**Task details**
Pick out the lines below with "Computers" and list them.

(Stored data)
______________________________
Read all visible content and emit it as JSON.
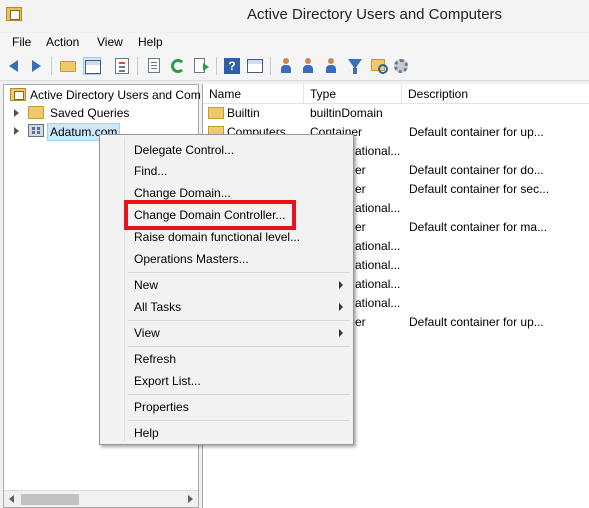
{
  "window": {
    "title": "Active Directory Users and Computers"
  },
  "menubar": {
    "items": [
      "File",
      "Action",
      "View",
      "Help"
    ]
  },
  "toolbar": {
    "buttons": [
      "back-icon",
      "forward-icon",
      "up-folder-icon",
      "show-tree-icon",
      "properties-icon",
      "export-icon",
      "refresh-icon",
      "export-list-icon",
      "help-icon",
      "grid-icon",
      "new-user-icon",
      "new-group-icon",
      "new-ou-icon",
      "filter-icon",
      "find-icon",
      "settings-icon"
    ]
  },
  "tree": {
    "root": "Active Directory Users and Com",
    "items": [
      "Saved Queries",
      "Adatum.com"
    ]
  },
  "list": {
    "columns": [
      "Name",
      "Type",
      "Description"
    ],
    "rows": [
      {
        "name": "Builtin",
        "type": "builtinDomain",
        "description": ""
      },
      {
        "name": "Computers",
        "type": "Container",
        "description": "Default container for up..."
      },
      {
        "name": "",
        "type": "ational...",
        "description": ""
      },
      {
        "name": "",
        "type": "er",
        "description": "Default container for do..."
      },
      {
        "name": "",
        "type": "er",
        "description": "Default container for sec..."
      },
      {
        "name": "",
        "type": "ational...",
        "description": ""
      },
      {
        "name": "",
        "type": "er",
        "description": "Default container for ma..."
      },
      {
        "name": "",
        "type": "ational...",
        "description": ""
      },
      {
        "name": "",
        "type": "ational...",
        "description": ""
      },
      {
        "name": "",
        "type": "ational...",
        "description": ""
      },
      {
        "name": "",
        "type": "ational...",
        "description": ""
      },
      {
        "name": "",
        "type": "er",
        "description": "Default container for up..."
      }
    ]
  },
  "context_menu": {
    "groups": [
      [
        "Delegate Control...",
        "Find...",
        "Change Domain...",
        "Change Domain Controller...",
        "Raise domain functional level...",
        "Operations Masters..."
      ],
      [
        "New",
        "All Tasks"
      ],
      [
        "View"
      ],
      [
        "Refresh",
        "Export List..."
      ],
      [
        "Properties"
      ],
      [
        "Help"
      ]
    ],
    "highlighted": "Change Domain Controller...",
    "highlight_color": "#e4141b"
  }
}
______________________________
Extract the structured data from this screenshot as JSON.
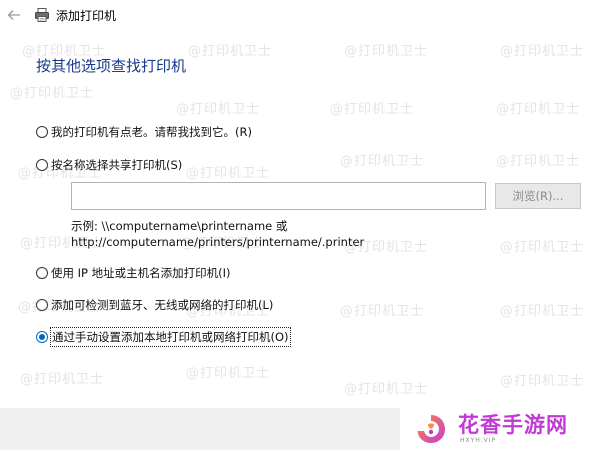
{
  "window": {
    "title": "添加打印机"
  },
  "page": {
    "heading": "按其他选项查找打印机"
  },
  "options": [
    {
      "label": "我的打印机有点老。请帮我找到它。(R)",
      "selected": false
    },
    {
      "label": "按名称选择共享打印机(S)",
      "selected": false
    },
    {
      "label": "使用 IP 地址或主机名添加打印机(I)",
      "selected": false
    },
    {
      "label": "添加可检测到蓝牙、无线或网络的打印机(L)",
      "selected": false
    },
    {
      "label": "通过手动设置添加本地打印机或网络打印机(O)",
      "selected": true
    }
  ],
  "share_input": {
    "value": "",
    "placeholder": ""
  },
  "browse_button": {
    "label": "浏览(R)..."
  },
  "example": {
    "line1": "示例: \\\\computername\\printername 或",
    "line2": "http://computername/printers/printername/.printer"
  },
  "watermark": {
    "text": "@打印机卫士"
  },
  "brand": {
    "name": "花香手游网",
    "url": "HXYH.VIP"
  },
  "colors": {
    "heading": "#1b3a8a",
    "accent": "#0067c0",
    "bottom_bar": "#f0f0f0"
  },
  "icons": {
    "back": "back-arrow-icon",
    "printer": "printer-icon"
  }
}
______________________________
**Solution to the exercise**
    "title": "Active Directory Users and Computers"
        "name": "Computers",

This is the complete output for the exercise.